__Task details__
Exactly the lines from the one containing "Read this page and output its text content." through the end of the data below are to be reproduced, and nothing besides them.

===============

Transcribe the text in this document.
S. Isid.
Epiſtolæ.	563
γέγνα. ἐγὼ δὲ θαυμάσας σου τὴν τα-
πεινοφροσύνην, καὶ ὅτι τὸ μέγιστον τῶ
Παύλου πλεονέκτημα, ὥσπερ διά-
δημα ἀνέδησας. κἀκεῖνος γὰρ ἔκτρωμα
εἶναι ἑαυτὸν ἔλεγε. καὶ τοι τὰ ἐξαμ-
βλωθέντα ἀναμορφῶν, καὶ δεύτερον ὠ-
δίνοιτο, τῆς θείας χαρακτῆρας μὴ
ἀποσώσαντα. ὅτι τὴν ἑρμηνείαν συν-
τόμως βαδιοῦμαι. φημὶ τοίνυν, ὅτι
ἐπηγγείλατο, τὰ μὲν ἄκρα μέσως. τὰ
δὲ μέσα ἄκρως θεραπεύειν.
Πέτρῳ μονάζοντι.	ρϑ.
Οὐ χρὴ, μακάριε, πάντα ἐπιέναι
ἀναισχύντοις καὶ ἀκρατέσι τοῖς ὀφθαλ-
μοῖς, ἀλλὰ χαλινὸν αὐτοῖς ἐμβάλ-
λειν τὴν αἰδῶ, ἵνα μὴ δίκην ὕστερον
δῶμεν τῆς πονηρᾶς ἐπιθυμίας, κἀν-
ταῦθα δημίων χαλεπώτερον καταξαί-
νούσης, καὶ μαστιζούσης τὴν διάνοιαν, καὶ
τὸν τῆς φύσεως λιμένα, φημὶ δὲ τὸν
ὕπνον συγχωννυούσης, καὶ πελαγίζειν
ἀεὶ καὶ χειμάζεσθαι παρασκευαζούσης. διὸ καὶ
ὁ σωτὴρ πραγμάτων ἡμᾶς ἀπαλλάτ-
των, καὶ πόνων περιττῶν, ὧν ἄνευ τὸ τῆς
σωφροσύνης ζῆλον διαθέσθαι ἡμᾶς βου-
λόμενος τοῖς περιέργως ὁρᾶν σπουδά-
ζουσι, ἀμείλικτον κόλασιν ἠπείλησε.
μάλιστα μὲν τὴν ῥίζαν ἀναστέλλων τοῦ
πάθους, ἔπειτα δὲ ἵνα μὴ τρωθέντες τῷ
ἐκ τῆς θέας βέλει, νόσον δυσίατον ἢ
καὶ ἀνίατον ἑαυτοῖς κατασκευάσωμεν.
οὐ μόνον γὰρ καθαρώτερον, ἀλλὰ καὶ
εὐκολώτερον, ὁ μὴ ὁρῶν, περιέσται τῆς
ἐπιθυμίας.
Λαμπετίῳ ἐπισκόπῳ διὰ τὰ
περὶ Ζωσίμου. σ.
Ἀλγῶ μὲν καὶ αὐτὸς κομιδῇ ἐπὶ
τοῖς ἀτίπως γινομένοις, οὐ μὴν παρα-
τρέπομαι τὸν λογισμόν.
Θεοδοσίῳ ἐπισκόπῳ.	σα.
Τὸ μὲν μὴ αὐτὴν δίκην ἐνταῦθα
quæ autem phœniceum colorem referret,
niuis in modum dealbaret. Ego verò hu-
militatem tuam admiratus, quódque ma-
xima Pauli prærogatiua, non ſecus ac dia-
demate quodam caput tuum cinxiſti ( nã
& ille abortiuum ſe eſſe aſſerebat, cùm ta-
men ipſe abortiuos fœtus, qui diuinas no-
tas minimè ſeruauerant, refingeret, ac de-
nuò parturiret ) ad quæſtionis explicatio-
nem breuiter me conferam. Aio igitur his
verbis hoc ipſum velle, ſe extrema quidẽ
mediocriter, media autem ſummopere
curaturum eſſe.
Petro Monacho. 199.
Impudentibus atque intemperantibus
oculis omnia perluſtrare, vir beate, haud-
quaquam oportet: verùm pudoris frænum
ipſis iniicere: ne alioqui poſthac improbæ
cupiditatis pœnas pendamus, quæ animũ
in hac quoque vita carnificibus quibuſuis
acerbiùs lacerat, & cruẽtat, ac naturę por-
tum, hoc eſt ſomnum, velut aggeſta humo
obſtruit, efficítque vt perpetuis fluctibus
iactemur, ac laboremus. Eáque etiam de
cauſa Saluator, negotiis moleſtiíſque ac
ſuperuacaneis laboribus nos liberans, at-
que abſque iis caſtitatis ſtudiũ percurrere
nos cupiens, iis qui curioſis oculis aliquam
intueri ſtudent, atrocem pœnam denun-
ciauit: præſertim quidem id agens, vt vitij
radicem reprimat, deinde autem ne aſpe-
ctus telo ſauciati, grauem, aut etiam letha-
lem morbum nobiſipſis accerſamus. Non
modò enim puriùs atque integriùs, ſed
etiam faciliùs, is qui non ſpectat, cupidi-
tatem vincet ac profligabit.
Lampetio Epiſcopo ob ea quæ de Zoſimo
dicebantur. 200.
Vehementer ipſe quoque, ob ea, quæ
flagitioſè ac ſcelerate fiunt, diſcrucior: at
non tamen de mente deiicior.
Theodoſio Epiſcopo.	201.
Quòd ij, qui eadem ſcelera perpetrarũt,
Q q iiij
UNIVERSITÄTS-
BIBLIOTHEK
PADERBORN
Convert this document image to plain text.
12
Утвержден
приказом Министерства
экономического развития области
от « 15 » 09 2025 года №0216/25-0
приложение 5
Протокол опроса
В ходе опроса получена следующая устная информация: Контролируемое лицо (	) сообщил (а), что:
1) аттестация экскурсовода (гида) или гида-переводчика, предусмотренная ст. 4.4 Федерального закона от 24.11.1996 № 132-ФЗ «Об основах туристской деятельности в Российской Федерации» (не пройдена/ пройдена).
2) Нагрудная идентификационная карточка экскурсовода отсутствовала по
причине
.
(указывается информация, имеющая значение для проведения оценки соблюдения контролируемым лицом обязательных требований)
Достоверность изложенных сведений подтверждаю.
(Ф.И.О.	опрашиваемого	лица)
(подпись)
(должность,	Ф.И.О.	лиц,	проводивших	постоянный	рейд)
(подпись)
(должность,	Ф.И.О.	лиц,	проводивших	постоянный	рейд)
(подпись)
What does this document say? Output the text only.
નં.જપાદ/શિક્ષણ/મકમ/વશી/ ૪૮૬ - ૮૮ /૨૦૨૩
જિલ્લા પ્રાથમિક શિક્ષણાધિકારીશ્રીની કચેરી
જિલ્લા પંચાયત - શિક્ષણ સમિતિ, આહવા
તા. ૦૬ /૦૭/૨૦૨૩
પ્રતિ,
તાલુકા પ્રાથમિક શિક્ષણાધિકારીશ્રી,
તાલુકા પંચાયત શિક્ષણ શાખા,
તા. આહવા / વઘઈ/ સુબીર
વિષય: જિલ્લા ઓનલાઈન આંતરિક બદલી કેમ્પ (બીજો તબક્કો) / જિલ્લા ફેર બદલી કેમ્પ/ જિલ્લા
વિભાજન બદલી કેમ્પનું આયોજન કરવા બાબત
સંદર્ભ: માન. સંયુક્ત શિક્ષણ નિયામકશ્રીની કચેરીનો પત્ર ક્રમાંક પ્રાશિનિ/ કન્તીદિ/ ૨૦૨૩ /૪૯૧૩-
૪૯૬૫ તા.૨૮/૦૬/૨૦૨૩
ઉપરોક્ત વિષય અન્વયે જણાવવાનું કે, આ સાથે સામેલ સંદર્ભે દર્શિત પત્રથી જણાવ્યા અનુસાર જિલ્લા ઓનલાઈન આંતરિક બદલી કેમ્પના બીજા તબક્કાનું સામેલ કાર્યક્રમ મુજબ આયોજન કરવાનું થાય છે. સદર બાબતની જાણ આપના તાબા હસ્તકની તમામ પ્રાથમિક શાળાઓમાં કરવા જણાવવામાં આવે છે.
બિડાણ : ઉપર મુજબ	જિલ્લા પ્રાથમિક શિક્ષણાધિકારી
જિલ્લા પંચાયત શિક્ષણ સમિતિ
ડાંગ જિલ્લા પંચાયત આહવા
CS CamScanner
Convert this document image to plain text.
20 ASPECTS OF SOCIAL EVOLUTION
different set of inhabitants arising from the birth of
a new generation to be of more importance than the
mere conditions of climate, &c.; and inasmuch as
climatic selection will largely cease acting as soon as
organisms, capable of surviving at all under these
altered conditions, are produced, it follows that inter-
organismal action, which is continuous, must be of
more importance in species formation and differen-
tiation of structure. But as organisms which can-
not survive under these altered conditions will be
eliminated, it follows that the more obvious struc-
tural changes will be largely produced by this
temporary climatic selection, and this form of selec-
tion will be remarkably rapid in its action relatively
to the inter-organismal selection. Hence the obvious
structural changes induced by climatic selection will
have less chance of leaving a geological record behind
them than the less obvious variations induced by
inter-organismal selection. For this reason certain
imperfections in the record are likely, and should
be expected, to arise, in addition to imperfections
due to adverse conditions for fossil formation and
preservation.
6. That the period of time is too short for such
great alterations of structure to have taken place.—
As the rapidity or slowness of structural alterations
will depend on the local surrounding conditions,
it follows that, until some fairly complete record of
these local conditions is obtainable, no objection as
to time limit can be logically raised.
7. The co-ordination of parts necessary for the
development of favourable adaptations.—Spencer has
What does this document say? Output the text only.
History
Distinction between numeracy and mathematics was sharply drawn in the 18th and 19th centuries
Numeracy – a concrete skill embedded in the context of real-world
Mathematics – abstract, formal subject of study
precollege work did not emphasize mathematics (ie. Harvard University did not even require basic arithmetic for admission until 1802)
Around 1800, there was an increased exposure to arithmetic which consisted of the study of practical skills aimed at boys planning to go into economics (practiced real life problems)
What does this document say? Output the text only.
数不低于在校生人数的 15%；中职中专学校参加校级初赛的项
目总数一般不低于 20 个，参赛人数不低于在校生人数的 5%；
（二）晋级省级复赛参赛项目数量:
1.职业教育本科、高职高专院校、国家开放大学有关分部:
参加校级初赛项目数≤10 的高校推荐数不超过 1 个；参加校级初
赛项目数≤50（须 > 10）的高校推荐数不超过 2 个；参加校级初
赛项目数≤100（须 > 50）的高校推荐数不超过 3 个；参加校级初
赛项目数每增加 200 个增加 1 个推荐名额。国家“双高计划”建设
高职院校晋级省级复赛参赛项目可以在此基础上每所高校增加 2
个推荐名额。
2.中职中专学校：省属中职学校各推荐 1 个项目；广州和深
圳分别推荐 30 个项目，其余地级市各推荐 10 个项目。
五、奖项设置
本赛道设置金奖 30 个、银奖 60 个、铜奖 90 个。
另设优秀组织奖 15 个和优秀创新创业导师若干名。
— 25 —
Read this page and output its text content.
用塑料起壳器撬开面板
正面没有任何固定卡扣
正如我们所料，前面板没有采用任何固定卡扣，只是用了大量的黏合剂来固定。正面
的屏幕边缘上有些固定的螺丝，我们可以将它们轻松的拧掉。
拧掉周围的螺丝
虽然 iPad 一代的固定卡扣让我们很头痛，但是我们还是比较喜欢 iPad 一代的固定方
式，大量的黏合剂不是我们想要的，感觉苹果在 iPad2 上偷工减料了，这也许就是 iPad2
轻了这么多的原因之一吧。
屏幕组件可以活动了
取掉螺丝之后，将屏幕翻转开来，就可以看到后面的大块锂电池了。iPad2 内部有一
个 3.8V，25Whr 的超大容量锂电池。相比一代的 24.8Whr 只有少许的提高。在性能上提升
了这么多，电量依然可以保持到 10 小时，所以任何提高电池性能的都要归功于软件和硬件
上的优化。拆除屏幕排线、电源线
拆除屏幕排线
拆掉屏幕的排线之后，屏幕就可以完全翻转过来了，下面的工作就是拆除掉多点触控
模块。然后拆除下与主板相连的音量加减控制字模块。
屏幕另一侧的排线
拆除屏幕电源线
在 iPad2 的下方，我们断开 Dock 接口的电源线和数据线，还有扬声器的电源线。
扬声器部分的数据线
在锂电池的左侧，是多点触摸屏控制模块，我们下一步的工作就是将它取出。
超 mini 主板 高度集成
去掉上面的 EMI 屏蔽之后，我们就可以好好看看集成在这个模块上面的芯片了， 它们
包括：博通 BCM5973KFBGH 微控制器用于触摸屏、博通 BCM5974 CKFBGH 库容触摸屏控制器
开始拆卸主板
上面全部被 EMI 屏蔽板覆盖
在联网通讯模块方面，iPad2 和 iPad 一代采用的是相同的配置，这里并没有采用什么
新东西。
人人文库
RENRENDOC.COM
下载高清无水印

===============

__Result for this exercise__
Read this page and output its text content.
用塑料起壳器撬开面板
正面没有任何固定卡扣
正如我们所料，前面板没有采用任何固定卡扣，只是用了大量的黏合剂来固定。正面
的屏幕边缘上有些固定的螺丝，我们可以将它们轻松的拧掉。
拧掉周围的螺丝
虽然 iPad 一代的固定卡扣让我们很头痛，但是我们还是比较喜欢 iPad 一代的固定方
式，大量的黏合剂不是我们想要的，感觉苹果在 iPad2 上偷工减料了，这也许就是 iPad2
轻了这么多的原因之一吧。
屏幕组件可以活动了
取掉螺丝之后，将屏幕翻转开来，就可以看到后面的大块锂电池了。iPad2 内部有一
个 3.8V，25Whr 的超大容量锂电池。相比一代的 24.8Whr 只有少许的提高。在性能上提升
了这么多，电量依然可以保持到 10 小时，所以任何提高电池性能的都要归功于软件和硬件
上的优化。拆除屏幕排线、电源线
拆除屏幕排线
拆掉屏幕的排线之后，屏幕就可以完全翻转过来了，下面的工作就是拆除掉多点触控
模块。然后拆除下与主板相连的音量加减控制字模块。
屏幕另一侧的排线
拆除屏幕电源线
在 iPad2 的下方，我们断开 Dock 接口的电源线和数据线，还有扬声器的电源线。
扬声器部分的数据线
在锂电池的左侧，是多点触摸屏控制模块，我们下一步的工作就是将它取出。
超 mini 主板 高度集成
去掉上面的 EMI 屏蔽之后，我们就可以好好看看集成在这个模块上面的芯片了， 它们
包括：博通 BCM5973KFBGH 微控制器用于触摸屏、博通 BCM5974 CKFBGH 库容触摸屏控制器
开始拆卸主板
上面全部被 EMI 屏蔽板覆盖
在联网通讯模块方面，iPad2 和 iPad 一代采用的是相同的配置，这里并没有采用什么
新东西。
人人文库
RENRENDOC.COM
下载高清无水印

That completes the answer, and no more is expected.